** Task directions **
Look through the listing and locate every line containing the word "color"; copy those lines.

:: Task data

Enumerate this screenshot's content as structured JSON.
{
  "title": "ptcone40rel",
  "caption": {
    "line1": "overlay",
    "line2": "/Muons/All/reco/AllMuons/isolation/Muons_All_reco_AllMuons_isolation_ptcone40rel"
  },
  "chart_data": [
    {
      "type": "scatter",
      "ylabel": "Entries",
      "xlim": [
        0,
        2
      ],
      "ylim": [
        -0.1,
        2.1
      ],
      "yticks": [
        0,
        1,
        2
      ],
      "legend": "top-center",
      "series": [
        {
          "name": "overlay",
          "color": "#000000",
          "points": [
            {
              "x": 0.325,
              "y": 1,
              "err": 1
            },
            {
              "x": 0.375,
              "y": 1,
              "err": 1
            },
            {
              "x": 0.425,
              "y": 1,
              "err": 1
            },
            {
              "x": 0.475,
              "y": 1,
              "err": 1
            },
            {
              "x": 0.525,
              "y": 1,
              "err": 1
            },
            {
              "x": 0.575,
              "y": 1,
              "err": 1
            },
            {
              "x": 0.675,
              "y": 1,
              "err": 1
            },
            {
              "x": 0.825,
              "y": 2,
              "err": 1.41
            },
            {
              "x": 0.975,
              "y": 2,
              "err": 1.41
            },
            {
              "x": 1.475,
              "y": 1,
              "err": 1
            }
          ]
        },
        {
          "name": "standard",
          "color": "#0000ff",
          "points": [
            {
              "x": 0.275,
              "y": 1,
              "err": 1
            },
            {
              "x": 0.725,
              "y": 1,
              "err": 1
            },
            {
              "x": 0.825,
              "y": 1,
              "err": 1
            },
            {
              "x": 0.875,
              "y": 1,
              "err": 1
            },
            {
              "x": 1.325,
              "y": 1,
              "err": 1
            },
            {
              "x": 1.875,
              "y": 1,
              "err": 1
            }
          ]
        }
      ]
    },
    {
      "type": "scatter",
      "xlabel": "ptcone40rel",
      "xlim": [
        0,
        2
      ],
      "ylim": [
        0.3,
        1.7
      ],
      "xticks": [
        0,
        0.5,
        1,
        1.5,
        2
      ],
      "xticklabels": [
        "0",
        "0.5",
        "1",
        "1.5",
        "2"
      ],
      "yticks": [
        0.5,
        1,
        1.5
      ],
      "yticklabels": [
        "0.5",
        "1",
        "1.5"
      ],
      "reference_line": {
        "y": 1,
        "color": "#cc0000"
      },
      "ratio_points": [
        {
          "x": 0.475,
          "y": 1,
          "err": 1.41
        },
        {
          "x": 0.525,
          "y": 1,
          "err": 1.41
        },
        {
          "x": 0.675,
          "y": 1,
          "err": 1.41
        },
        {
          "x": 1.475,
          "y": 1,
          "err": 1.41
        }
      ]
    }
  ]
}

::::

** Response to the task **
          "color": "#000000",
          "color": "#0000ff",
        "color": "#cc0000"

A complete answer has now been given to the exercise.